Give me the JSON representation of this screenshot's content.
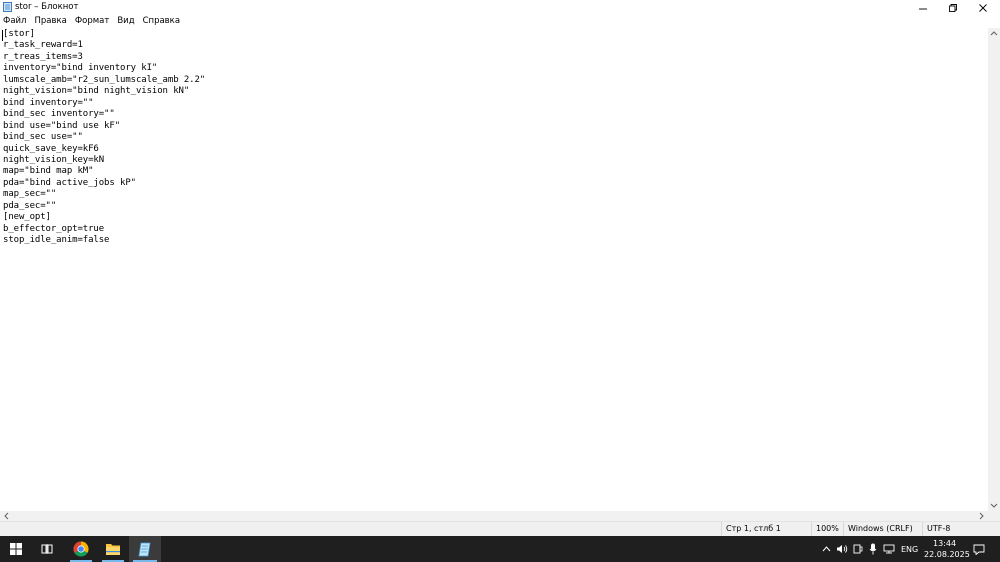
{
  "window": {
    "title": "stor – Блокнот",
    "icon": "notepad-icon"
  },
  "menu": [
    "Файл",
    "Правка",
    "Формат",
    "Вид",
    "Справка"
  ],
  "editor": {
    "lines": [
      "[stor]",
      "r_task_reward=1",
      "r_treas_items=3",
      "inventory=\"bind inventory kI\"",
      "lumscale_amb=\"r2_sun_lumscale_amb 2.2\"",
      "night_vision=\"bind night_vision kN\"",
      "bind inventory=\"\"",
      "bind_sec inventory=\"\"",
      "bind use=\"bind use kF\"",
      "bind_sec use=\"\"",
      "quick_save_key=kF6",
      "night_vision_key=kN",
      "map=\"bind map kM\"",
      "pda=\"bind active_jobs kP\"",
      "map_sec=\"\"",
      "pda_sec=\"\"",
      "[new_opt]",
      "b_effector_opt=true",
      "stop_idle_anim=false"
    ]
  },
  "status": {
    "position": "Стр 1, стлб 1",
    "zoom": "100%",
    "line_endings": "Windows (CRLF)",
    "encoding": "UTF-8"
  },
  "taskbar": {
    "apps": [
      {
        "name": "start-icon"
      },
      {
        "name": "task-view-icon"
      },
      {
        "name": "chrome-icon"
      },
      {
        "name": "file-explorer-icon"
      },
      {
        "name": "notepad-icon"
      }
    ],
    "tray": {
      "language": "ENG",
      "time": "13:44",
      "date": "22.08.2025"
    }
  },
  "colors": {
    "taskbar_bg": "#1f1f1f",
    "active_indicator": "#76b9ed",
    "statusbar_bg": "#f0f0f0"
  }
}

##########

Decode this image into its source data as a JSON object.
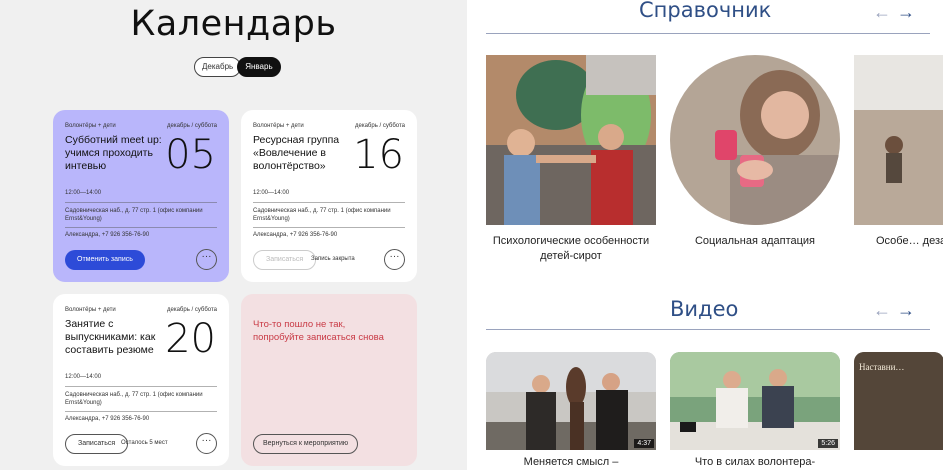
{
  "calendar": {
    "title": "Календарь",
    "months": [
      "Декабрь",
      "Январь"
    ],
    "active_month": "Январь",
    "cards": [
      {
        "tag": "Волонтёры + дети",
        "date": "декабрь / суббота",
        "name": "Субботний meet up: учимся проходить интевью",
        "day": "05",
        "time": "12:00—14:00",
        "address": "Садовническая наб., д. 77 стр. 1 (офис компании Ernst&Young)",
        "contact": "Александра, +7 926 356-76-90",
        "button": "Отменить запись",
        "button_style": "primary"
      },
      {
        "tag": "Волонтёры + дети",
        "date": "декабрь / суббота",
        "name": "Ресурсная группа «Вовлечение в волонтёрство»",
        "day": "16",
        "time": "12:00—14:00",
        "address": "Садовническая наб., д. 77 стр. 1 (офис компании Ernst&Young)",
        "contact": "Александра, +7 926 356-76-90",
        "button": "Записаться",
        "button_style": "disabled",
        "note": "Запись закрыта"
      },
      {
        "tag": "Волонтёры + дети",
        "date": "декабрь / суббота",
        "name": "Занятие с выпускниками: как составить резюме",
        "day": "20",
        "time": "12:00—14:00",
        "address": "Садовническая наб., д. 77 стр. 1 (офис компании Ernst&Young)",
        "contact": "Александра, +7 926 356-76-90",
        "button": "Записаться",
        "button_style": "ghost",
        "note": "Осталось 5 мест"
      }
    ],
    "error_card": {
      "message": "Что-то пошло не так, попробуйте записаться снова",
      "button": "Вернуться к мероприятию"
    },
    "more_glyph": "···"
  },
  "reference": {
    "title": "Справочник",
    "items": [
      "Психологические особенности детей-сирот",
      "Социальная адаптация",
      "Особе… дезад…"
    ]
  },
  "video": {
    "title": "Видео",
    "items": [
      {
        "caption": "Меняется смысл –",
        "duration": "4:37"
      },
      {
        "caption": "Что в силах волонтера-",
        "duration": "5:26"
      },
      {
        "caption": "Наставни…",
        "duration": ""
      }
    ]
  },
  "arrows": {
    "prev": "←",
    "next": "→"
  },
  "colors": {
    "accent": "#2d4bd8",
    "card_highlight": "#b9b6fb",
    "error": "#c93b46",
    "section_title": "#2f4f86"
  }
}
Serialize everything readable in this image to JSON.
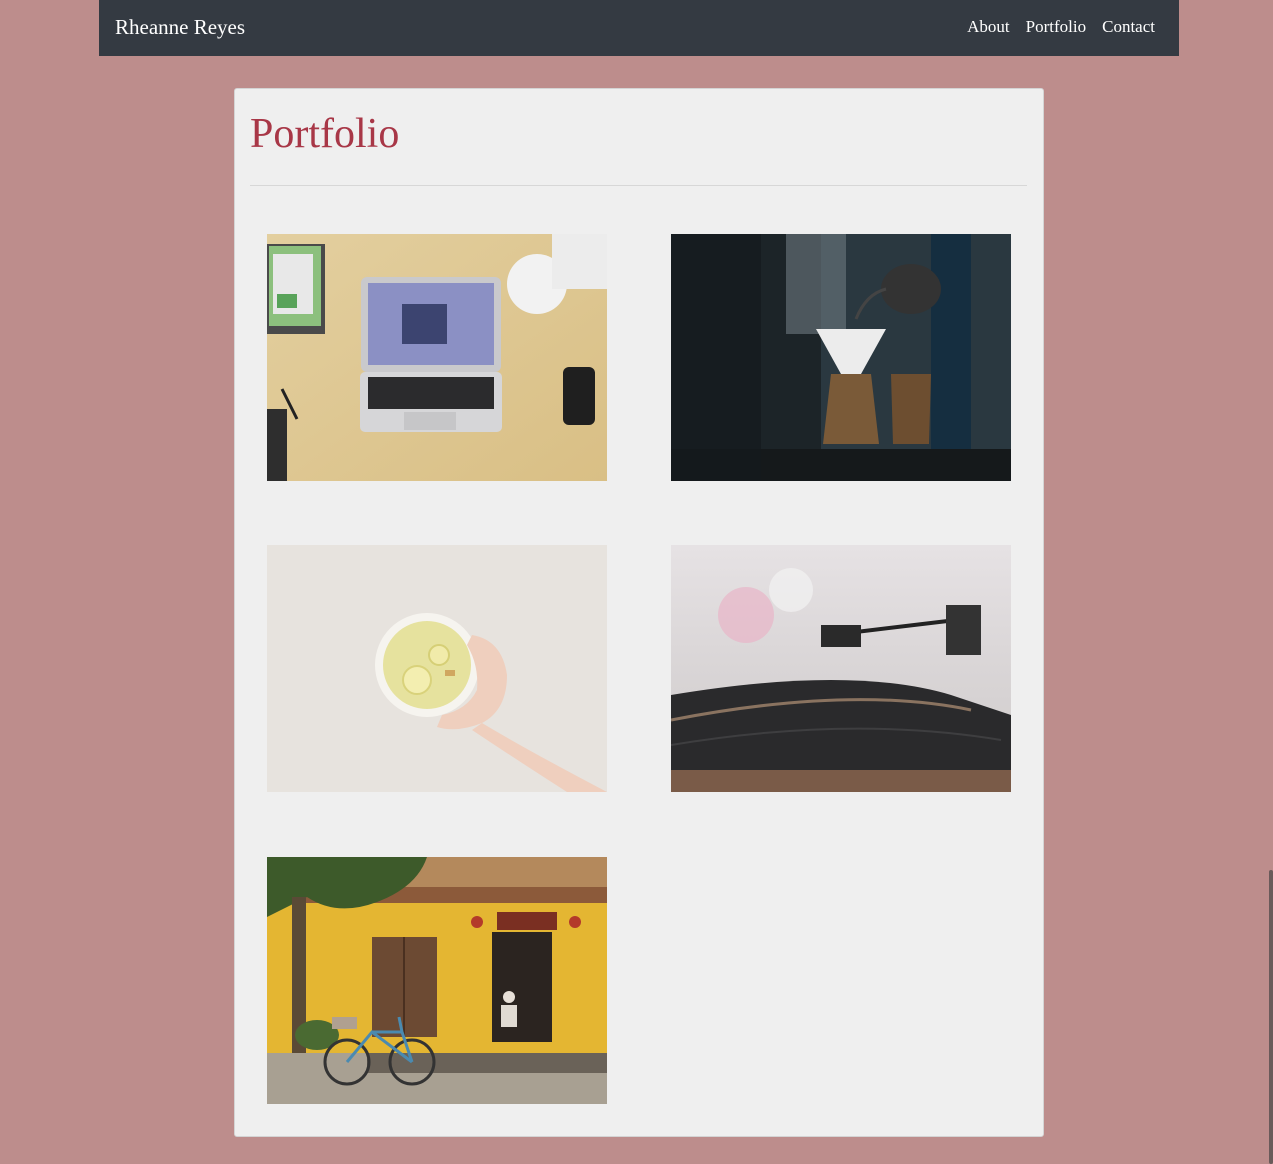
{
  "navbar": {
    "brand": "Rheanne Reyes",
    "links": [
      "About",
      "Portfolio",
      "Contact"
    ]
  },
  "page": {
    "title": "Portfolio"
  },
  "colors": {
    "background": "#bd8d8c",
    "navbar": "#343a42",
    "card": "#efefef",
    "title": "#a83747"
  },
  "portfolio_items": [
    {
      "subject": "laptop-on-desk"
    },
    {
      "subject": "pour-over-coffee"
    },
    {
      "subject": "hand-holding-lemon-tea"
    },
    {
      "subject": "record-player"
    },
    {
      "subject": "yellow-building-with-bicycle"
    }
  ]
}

##########

▶ _EXERCISE GOAL_
Answer with one number only: how many lines above contain the word "name".

▶ _SOLUTION TO THIS EXERCISE_
8